Jackson Pollock solía afirmar que en arte “no se trata de ilustrar o representar cosas, sino de expresarlas”, y en cada artista, cada fenómeno reclama su lenguaje. Mi experiencia poética recurre alternativamente al soporte visual y al lingüístico, de acuerdo con la demanda del acontecimiento. Por lo general inicia de un modo fragmentario, que no atiende tanto al continuo como a la irrupción. Parte de la urgencia ante la fugacidad: retener la mayor cantidad de información genuina para luego trabajar en su expresión. La fotografía es útil como registro cronológico y expresivo a un mismo tiempo. Sumando la toma de notas, voy construyendo un corpus previo que a posteriori se traduce en obra: puede ser un libro de poemas, un libro de fotografía, una muestra…

 

FURIA REPRESIVA

             

Este poemario está construido por un dialogo interno, un convencimiento que concluye debido a que se rodea de hechos, y destila naturaleza, que en algo reconstruye, cura heridas, pero que no se vuelve olvido. Tampoco insiste en retrotraer: las pistas continúan en la escena del crimen.

 

para cazar

agazapar el ojo en la lejanía

el animal no debe detenerse

 

toda presa aspira a la invisibilidad

responde a cada fuego su pregunta caprichosa

todo preso aspira a la invisibilidad

 

en el paredón no hay presas ni presos

no hay cacería en la matanza

 

la ropa de los muertos se cuelga sin agua

sin sudor

 

 

 

¿Cómo fue encontrarte con el poblado de Pisagua y su historia?

 

Fui desde Iquique, por la ruta que remonta el cerro y pasa por Alto Hospicio, con una escala en la oficina salitrera Humberstone. A medida que fui acercándome a Pisagua, el camino se volvió más difícil, con desmoronamientos en el tramo en el que comienza a verse el Pacífico y se desciende por curvas y contracurvas hasta el poblado. Saqué muchas fotos desde la ventanilla del auto, sin detener la marcha, para no invadir el lugar y lo que pudiera expresar.

 

 

Era el Año Nuevo de 2018. Al llegar, lo primero que vi fue una fiesta: dos familias celebrando, globos, guirnaldas, niños y niñas en una pileta de lona o saltando en una cama elástica. Dejando ese universo festivo atrás, el paisaje cambió rotundamente: Pisagua, una caleta de agua turquesa rodeada por cerros altísimos, pendientes lisas y centenares de kilómetros de desierto, es una cárcel natural. Se despliegan tumbas de madera torneada a lo largo de sus playas, que desde lejos parecen alguna clase de tipografía misteriosa sobre la arena, y desde cerca, cunas de bebés.

_DATOS PROPORCIONADOS_
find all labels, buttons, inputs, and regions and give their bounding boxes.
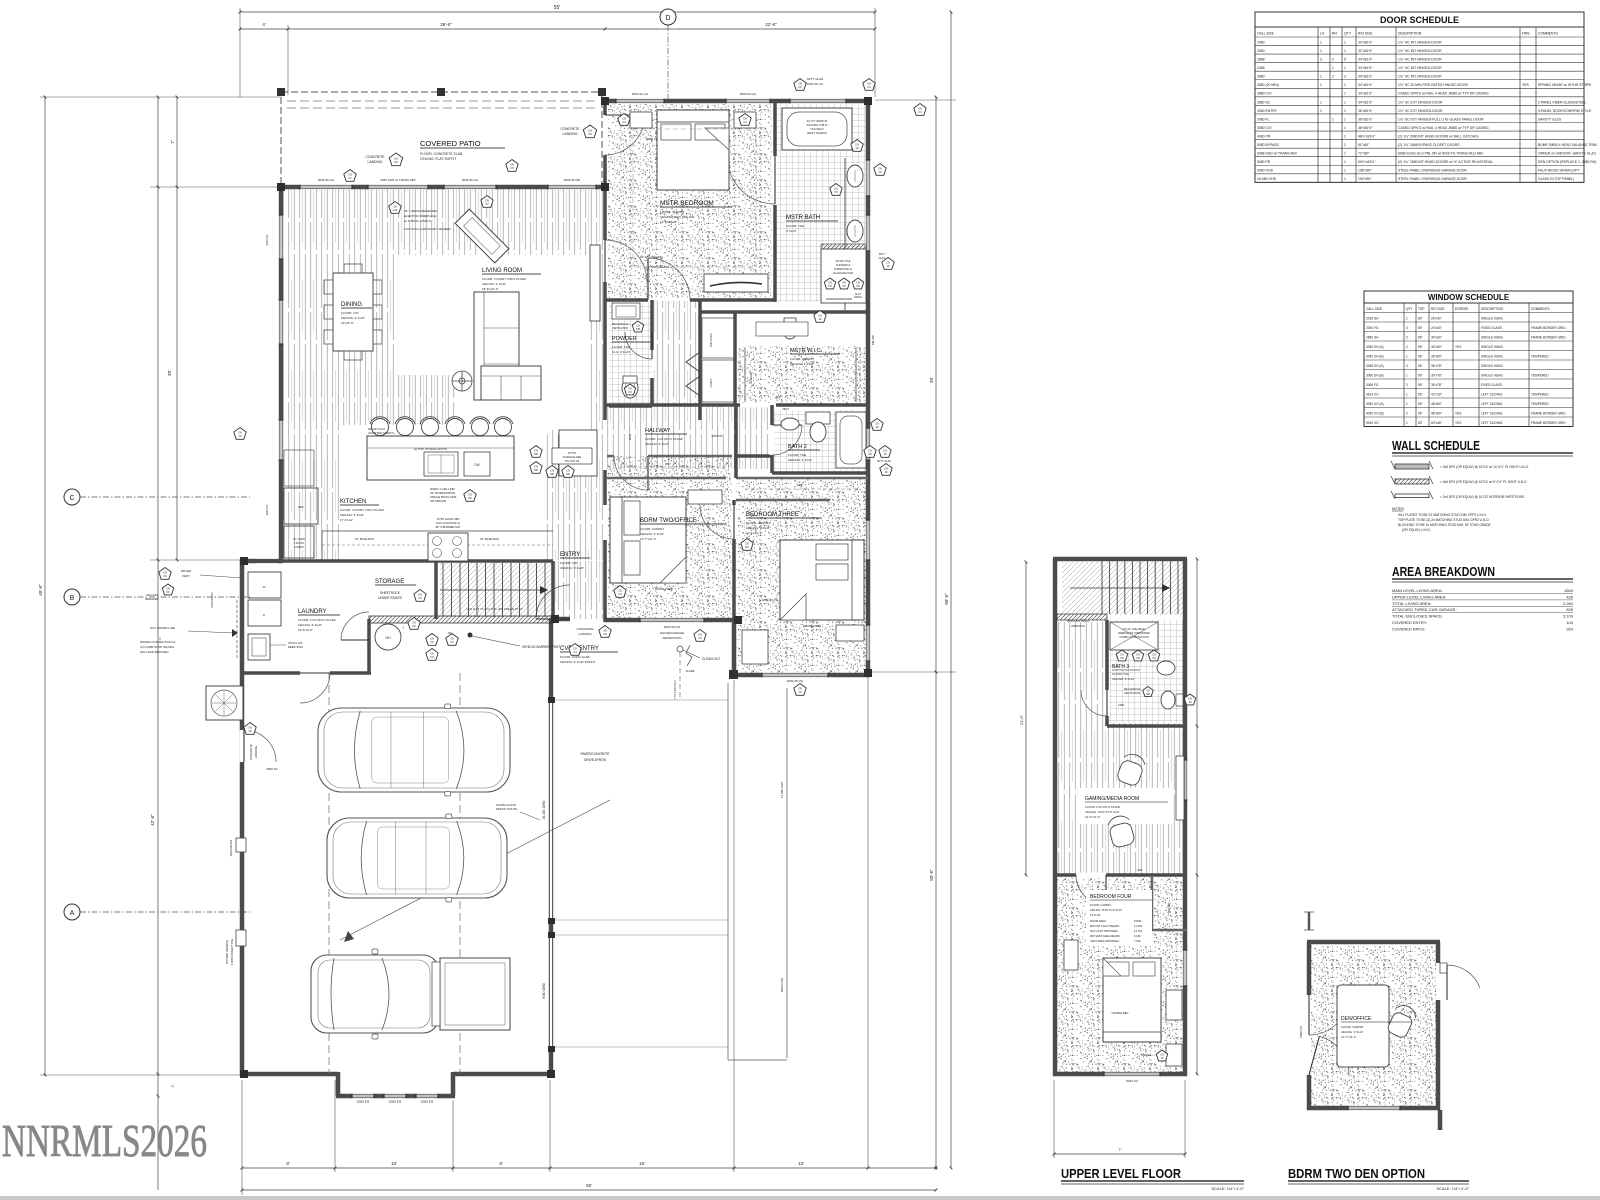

_CONSIGNA_
Según el fragmento de la página, ¿qué fue lo primero que se vio al llegar a Pisagua?

_RESPUESTA ESCRITA_
Una fiesta: dos familias celebraban con globos y guirnaldas, mientras niños y niñas jugaban en una pileta de lona o saltaban en una cama elástica.